───── RECORDS FOR THIS TASK

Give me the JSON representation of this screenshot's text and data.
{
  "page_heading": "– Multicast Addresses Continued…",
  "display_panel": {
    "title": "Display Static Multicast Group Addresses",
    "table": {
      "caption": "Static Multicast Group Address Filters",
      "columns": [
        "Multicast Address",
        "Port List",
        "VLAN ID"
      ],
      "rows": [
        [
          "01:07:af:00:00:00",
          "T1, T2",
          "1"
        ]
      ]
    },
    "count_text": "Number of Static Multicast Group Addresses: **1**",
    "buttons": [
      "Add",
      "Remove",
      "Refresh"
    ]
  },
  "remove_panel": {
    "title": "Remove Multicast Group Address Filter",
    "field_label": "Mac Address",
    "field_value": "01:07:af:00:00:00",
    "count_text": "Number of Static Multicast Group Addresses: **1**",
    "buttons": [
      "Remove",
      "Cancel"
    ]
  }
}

──────────

> TASK DETAILS: Go through the entries above and pull out each line with "Addresses" in it.

> WRITTEN ANSWER:
  "page_heading": "– Multicast Addresses Continued…",
    "title": "Display Static Multicast Group Addresses",
    "count_text": "Number of Static Multicast Group Addresses: **1**",
    "count_text": "Number of Static Multicast Group Addresses: **1**",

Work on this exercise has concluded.